- Supplied records
-- -- --

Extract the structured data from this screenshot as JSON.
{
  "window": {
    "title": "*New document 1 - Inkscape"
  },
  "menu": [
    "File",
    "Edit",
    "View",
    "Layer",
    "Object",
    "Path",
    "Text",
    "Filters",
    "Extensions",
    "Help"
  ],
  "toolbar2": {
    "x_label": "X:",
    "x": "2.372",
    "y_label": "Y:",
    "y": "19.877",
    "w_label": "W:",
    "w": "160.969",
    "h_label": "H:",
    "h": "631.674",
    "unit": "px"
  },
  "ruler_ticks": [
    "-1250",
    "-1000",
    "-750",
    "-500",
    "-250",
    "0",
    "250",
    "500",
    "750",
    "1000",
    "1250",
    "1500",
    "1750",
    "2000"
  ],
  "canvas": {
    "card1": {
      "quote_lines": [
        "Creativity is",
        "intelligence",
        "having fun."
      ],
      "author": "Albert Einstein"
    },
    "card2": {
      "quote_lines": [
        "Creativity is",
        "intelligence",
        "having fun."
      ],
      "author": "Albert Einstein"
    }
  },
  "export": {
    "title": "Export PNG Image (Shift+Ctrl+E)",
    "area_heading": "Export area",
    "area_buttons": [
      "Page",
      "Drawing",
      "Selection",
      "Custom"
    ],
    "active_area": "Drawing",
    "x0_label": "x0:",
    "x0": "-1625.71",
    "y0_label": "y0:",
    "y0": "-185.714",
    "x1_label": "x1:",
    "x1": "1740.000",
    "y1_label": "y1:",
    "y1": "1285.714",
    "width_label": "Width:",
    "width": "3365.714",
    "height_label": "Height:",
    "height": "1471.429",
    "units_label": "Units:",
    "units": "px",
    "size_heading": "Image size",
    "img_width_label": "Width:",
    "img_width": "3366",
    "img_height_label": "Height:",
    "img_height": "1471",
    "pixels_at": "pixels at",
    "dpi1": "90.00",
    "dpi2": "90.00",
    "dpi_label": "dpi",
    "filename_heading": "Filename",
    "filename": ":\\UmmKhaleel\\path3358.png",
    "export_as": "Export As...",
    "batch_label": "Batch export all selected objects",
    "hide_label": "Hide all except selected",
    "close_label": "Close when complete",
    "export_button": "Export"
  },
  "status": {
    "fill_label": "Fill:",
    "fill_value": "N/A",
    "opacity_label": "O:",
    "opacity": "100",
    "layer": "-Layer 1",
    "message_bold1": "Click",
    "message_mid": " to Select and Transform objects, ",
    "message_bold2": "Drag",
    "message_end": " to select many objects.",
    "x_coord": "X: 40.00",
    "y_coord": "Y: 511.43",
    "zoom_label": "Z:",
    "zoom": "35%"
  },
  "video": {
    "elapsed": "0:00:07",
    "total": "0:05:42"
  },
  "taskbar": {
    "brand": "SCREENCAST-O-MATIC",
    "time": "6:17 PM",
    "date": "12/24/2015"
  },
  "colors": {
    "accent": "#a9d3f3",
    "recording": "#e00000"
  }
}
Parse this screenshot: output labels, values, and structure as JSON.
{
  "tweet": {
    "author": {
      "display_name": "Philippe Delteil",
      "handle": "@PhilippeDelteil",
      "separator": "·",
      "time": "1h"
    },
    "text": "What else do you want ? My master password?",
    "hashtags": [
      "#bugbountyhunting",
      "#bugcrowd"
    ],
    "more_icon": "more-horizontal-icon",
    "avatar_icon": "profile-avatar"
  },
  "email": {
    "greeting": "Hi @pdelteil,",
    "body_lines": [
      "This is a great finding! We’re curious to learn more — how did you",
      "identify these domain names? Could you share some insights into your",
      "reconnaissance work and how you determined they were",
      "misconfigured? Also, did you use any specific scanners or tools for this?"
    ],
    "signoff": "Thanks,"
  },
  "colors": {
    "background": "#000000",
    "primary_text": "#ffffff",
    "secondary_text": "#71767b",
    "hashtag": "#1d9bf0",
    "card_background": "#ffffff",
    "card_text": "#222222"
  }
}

-- -- --

Write out the whole listing again, exactly as it stands.

- Expected output
Extract the structured data from this screenshot as JSON.
{
  "window": {
    "title": "*New document 1 - Inkscape"
  },
  "menu": [
    "File",
    "Edit",
    "View",
    "Layer",
    "Object",
    "Path",
    "Text",
    "Filters",
    "Extensions",
    "Help"
  ],
  "toolbar2": {
    "x_label": "X:",
    "x": "2.372",
    "y_label": "Y:",
    "y": "19.877",
    "w_label": "W:",
    "w": "160.969",
    "h_label": "H:",
    "h": "631.674",
    "unit": "px"
  },
  "ruler_ticks": [
    "-1250",
    "-1000",
    "-750",
    "-500",
    "-250",
    "0",
    "250",
    "500",
    "750",
    "1000",
    "1250",
    "1500",
    "1750",
    "2000"
  ],
  "canvas": {
    "card1": {
      "quote_lines": [
        "Creativity is",
        "intelligence",
        "having fun."
      ],
      "author": "Albert Einstein"
    },
    "card2": {
      "quote_lines": [
        "Creativity is",
        "intelligence",
        "having fun."
      ],
      "author": "Albert Einstein"
    }
  },
  "export": {
    "title": "Export PNG Image (Shift+Ctrl+E)",
    "area_heading": "Export area",
    "area_buttons": [
      "Page",
      "Drawing",
      "Selection",
      "Custom"
    ],
    "active_area": "Drawing",
    "x0_label": "x0:",
    "x0": "-1625.71",
    "y0_label": "y0:",
    "y0": "-185.714",
    "x1_label": "x1:",
    "x1": "1740.000",
    "y1_label": "y1:",
    "y1": "1285.714",
    "width_label": "Width:",
    "width": "3365.714",
    "height_label": "Height:",
    "height": "1471.429",
    "units_label": "Units:",
    "units": "px",
    "size_heading": "Image size",
    "img_width_label": "Width:",
    "img_width": "3366",
    "img_height_label": "Height:",
    "img_height": "1471",
    "pixels_at": "pixels at",
    "dpi1": "90.00",
    "dpi2": "90.00",
    "dpi_label": "dpi",
    "filename_heading": "Filename",
    "filename": ":\\UmmKhaleel\\path3358.png",
    "export_as": "Export As...",
    "batch_label": "Batch export all selected objects",
    "hide_label": "Hide all except selected",
    "close_label": "Close when complete",
    "export_button": "Export"
  },
  "status": {
    "fill_label": "Fill:",
    "fill_value": "N/A",
    "opacity_label": "O:",
    "opacity": "100",
    "layer": "-Layer 1",
    "message_bold1": "Click",
    "message_mid": " to Select and Transform objects, ",
    "message_bold2": "Drag",
    "message_end": " to select many objects.",
    "x_coord": "X: 40.00",
    "y_coord": "Y: 511.43",
    "zoom_label": "Z:",
    "zoom": "35%"
  },
  "video": {
    "elapsed": "0:00:07",
    "total": "0:05:42"
  },
  "taskbar": {
    "brand": "SCREENCAST-O-MATIC",
    "time": "6:17 PM",
    "date": "12/24/2015"
  },
  "colors": {
    "accent": "#a9d3f3",
    "recording": "#e00000"
  }
}
Parse this screenshot: output labels, values, and structure as JSON.
{
  "tweet": {
    "author": {
      "display_name": "Philippe Delteil",
      "handle": "@PhilippeDelteil",
      "separator": "·",
      "time": "1h"
    },
    "text": "What else do you want ? My master password?",
    "hashtags": [
      "#bugbountyhunting",
      "#bugcrowd"
    ],
    "more_icon": "more-horizontal-icon",
    "avatar_icon": "profile-avatar"
  },
  "email": {
    "greeting": "Hi @pdelteil,",
    "body_lines": [
      "This is a great finding! We’re curious to learn more — how did you",
      "identify these domain names? Could you share some insights into your",
      "reconnaissance work and how you determined they were",
      "misconfigured? Also, did you use any specific scanners or tools for this?"
    ],
    "signoff": "Thanks,"
  },
  "colors": {
    "background": "#000000",
    "primary_text": "#ffffff",
    "secondary_text": "#71767b",
    "hashtag": "#1d9bf0",
    "card_background": "#ffffff",
    "card_text": "#222222"
  }
}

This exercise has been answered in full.